------ Page excerpt

Dan Baker and Cameron Stauth, in their book, What Happy People Know, discuss this concept and observe, "Appreciation is the purest, strongest form of love. It is the outward-bound kind of love that asks for nothing and gives everything. Research now shows that it is physiologically impossible to be in a state of appreciation and a state of fear at the same time. Thus appreciation is the antidote to fear. "

We are living with many unknowns. There is insecurity in the future of our economic system. With seemingly negative news all around us, it can be a challenge to choose to live in appreciation, to look for ways to express love and to be grateful for the aspects of our lives that are in line with our values.

In this season of thanks, what can we choose to appreciate? How can we step out of the chains of fear and find freedom? In the Old Testament in Isaiah 51:3, we read the words,

"The LORD will surely comfort Zion
and will look with compassion on all her ruins;
he will make her deserts like Eden,
her wastelands like the garden of the LORD.
Joy and gladness will be found in her,
thanksgiving and the sound of singing."

------------
------ Extracted data

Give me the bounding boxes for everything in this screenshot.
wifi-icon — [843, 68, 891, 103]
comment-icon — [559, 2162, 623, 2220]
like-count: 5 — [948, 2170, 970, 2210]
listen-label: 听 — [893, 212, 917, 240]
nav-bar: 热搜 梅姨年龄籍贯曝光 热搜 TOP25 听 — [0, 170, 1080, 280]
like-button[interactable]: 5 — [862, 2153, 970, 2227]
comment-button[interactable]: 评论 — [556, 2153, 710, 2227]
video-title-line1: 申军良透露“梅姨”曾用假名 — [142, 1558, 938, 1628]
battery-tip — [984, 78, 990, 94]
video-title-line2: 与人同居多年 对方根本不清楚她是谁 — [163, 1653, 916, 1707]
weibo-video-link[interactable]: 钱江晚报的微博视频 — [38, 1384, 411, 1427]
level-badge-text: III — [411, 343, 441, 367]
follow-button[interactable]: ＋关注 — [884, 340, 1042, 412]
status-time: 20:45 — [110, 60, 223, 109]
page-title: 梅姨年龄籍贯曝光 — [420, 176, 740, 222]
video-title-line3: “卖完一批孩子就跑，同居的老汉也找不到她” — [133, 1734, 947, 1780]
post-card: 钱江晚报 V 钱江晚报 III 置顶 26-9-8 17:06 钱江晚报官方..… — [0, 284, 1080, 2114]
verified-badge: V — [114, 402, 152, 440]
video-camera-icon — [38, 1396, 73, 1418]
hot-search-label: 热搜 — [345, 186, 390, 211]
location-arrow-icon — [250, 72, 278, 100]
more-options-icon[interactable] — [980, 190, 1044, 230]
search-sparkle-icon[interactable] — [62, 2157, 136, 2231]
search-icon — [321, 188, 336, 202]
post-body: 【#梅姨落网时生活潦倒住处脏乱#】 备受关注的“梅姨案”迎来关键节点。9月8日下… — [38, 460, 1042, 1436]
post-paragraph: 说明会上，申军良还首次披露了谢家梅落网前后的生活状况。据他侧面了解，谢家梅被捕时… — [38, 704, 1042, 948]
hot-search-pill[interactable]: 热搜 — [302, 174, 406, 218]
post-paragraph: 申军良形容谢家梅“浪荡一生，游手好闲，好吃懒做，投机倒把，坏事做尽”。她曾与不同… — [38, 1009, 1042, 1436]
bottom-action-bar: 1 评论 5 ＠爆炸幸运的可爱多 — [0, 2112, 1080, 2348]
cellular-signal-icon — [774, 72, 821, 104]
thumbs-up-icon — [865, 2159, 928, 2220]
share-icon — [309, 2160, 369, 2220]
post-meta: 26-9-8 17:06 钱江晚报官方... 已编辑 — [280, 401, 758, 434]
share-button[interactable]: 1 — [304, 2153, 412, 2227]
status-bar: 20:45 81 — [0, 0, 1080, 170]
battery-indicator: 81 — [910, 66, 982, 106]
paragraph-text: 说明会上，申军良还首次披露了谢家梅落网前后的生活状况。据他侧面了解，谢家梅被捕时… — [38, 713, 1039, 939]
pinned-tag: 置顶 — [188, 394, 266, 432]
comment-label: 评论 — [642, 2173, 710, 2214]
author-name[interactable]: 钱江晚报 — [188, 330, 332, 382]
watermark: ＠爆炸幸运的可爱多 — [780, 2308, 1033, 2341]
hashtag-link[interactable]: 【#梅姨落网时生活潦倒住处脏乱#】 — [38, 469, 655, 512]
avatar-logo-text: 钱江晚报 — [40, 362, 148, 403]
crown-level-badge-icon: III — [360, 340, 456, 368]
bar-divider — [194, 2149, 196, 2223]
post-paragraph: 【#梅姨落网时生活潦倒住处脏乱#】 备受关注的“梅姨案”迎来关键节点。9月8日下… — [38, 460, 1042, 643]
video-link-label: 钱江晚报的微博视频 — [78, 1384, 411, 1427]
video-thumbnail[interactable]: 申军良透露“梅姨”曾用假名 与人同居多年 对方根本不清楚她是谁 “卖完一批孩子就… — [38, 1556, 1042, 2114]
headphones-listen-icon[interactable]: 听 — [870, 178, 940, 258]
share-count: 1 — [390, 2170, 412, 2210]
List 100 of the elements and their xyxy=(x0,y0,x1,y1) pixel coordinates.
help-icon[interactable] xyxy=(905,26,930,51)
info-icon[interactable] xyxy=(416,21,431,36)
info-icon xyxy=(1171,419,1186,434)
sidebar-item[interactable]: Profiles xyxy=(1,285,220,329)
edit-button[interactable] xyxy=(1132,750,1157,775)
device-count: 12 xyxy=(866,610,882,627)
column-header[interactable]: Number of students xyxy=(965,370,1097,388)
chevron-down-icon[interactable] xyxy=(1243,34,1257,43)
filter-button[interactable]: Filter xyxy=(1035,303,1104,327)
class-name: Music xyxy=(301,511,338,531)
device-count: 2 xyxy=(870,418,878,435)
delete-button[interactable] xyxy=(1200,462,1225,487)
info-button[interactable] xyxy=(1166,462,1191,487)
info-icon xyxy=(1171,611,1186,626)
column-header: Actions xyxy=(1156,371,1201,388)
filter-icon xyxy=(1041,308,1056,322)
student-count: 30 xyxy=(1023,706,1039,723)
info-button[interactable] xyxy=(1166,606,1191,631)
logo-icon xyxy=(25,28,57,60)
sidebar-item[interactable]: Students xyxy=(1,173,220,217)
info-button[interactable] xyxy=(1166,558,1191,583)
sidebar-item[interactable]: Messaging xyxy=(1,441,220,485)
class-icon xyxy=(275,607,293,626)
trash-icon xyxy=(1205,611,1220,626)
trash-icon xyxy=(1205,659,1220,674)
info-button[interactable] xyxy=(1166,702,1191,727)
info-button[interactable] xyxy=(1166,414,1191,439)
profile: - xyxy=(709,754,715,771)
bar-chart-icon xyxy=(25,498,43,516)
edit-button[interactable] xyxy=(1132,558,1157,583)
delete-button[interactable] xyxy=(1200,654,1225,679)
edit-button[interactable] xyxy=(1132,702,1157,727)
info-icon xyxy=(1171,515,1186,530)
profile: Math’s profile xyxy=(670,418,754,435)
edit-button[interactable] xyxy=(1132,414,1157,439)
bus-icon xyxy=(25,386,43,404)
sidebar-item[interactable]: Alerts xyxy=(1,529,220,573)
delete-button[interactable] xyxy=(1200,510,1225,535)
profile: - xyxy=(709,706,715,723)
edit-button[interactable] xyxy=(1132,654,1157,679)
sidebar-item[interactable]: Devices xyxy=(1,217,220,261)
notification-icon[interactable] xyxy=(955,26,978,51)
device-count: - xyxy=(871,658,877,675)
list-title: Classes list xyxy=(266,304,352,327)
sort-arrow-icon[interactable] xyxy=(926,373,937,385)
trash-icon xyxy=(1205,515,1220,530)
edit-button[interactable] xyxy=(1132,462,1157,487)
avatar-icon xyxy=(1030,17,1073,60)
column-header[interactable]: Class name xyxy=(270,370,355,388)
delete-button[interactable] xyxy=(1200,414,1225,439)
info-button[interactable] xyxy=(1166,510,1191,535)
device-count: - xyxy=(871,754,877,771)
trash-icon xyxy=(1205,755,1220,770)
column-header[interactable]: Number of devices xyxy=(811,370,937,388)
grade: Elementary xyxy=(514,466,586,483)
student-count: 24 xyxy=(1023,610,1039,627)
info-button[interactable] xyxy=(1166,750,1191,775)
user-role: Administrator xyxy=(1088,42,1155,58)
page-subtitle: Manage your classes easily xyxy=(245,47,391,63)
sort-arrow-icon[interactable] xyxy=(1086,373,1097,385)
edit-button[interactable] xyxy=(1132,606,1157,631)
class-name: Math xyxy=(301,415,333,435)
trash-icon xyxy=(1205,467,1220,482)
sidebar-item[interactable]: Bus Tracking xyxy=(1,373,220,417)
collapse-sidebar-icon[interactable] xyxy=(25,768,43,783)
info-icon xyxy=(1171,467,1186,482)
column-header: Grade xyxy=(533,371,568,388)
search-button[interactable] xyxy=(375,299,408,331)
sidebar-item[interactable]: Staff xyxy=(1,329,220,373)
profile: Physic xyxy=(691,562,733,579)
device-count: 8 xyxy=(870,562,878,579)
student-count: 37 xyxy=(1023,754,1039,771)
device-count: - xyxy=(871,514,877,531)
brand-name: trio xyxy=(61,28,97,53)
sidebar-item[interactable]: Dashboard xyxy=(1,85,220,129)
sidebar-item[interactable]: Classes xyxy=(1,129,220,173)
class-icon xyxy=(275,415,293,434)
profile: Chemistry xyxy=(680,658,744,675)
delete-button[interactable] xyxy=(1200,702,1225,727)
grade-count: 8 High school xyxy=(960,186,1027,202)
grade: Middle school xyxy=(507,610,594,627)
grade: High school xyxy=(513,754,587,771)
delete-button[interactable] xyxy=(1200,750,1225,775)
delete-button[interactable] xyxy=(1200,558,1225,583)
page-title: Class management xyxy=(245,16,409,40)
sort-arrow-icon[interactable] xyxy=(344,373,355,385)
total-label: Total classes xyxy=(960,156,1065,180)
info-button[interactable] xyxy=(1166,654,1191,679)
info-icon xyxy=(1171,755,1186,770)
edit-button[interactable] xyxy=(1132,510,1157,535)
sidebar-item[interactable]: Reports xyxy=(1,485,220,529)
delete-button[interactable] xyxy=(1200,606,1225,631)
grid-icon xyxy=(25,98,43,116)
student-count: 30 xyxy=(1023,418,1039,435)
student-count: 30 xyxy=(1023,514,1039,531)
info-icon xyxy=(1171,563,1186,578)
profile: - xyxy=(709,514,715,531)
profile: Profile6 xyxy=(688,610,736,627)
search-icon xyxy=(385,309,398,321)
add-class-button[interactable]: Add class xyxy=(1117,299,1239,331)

------------

[Goals]
A - According to the passage on appreciation, what is appreciation the antidote to?
B - Swap "compassion" for "kindness" and write out the part of the passage on appreciation starting at "In this season" and ending at "of the LORD.".
The lines have nothing to do with the text.

[Exercise responses]
A - Fear.

B -
In this season of thanks, what can we choose to appreciate? How can we step out of the chains of fear and find freedom? In the Old Testament in Isaiah 51:3, we read the words,

"The LORD will surely comfort Zion
and will look with kindness on all her ruins;
he will make her deserts like Eden,
her wastelands like the garden of the LORD.